§ Given request
Transcribe the lines below verbatim, skipping the images.
* START Extracted records *
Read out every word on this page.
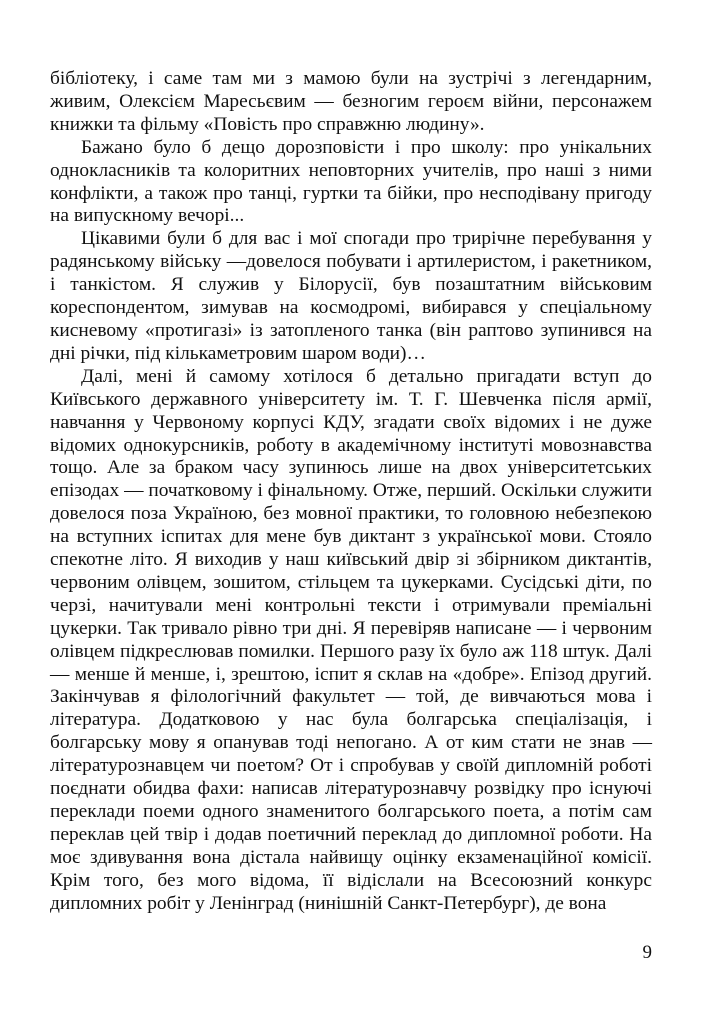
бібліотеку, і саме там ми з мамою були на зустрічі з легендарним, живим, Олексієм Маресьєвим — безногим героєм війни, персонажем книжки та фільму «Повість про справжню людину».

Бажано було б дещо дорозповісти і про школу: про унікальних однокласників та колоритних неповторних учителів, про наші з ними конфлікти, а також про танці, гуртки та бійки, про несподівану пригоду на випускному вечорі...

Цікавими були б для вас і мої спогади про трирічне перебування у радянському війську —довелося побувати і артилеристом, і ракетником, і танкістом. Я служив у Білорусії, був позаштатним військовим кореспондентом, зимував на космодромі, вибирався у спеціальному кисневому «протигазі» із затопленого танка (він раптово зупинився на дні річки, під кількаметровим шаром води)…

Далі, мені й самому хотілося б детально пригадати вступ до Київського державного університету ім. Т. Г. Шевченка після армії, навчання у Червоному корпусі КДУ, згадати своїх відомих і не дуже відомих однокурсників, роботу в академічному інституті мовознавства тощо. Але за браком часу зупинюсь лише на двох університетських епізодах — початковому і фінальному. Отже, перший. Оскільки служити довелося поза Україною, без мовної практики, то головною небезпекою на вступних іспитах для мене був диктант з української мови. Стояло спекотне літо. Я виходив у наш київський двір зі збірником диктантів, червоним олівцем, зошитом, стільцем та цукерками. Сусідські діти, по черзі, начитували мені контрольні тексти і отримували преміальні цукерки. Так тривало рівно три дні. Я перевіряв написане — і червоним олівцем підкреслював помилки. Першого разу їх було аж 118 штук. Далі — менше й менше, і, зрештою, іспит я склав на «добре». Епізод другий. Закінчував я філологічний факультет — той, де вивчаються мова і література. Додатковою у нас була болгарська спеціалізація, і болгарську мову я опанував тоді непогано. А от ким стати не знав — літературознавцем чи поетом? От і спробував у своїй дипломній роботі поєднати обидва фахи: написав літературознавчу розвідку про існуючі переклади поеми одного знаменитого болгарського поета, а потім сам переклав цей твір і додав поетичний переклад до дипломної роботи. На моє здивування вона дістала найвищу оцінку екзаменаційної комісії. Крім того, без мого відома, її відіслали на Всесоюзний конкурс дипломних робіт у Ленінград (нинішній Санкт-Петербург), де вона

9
* END Extracted records *
§ Solution
Read out every word on this page.
бібліотеку, і саме там ми з мамою були на зустрічі з легендарним, живим, Олексієм Маресьєвим — безногим героєм війни, персонажем книжки та фільму «Повість про справжню людину».

Бажано було б дещо дорозповісти і про школу: про унікальних однокласників та колоритних неповторних учителів, про наші з ними конфлікти, а також про танці, гуртки та бійки, про несподівану пригоду на випускному вечорі...

Цікавими були б для вас і мої спогади про трирічне перебування у радянському війську —довелося побувати і артилеристом, і ракетником, і танкістом. Я служив у Білорусії, був позаштатним військовим кореспондентом, зимував на космодромі, вибирався у спеціальному кисневому «протигазі» із затопленого танка (він раптово зупинився на дні річки, під кількаметровим шаром води)…

Далі, мені й самому хотілося б детально пригадати вступ до Київського державного університету ім. Т. Г. Шевченка після армії, навчання у Червоному корпусі КДУ, згадати своїх відомих і не дуже відомих однокурсників, роботу в академічному інституті мовознавства тощо. Але за браком часу зупинюсь лише на двох університетських епізодах — початковому і фінальному. Отже, перший. Оскільки служити довелося поза Україною, без мовної практики, то головною небезпекою на вступних іспитах для мене був диктант з української мови. Стояло спекотне літо. Я виходив у наш київський двір зі збірником диктантів, червоним олівцем, зошитом, стільцем та цукерками. Сусідські діти, по черзі, начитували мені контрольні тексти і отримували преміальні цукерки. Так тривало рівно три дні. Я перевіряв написане — і червоним олівцем підкреслював помилки. Першого разу їх було аж 118 штук. Далі — менше й менше, і, зрештою, іспит я склав на «добре». Епізод другий. Закінчував я філологічний факультет — той, де вивчаються мова і література. Додатковою у нас була болгарська спеціалізація, і болгарську мову я опанував тоді непогано. А от ким стати не знав — літературознавцем чи поетом? От і спробував у своїй дипломній роботі поєднати обидва фахи: написав літературознавчу розвідку про існуючі переклади поеми одного знаменитого болгарського поета, а потім сам переклав цей твір і додав поетичний переклад до дипломної роботи. На моє здивування вона дістала найвищу оцінку екзаменаційної комісії. Крім того, без мого відома, її відіслали на Всесоюзний конкурс дипломних робіт у Ленінград (нинішній Санкт-Петербург), де вона

9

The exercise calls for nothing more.